Stored records
----------------
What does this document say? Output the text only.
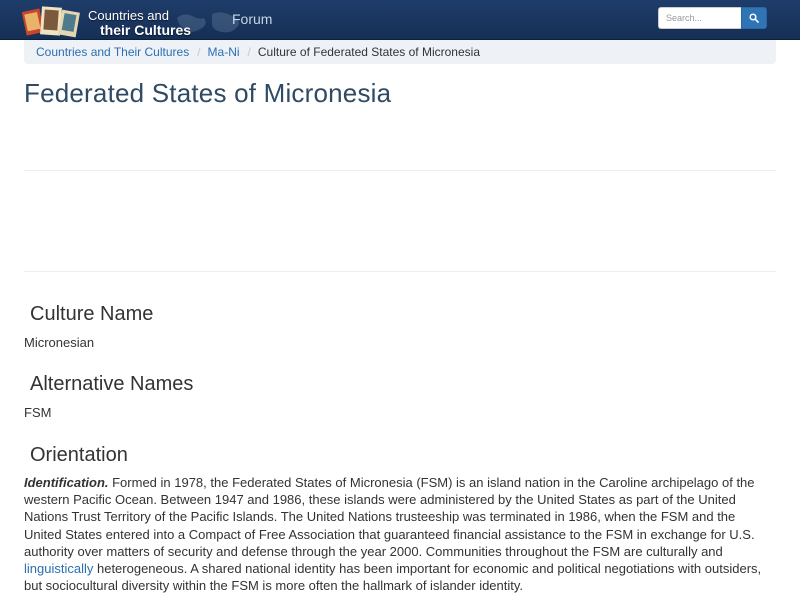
Countries and
their Cultures
Forum
Search...
Countries and Their Cultures / Ma-Ni / Culture of Federated States of Micronesia
Federated States of Micronesia
Culture Name
Micronesian
Alternative Names
FSM
Orientation

Identification. Formed in 1978, the Federated States of Micronesia (FSM) is an island nation in the Caroline archipelago of the western Pacific Ocean. Between 1947 and 1986, these islands were administered by the United States as part of the United Nations Trust Territory of the Pacific Islands. The United Nations trusteeship was terminated in 1986, when the FSM and the United States entered into a Compact of Free Association that guaranteed financial assistance to the FSM in exchange for U.S. authority over matters of security and defense through the year 2000. Communities throughout the FSM are culturally and linguistically heterogeneous. A shared national identity has been important for economic and political negotiations with outsiders, but sociocultural diversity within the FSM is more often the hallmark of islander identity.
----------------
EXERCISE TASK: Copy each line exactly, and leave the pictures out of your copy.

FULL ANSWER:
What does this document say? Output the text only.
Countries and
their Cultures
Forum
Search...
Countries and Their Cultures / Ma-Ni / Culture of Federated States of Micronesia
Federated States of Micronesia
Culture Name
Micronesian
Alternative Names
FSM
Orientation

Identification. Formed in 1978, the Federated States of Micronesia (FSM) is an island nation in the Caroline archipelago of the western Pacific Ocean. Between 1947 and 1986, these islands were administered by the United States as part of the United Nations Trust Territory of the Pacific Islands. The United Nations trusteeship was terminated in 1986, when the FSM and the United States entered into a Compact of Free Association that guaranteed financial assistance to the FSM in exchange for U.S. authority over matters of security and defense through the year 2000. Communities throughout the FSM are culturally and linguistically heterogeneous. A shared national identity has been important for economic and political negotiations with outsiders, but sociocultural diversity within the FSM is more often the hallmark of islander identity.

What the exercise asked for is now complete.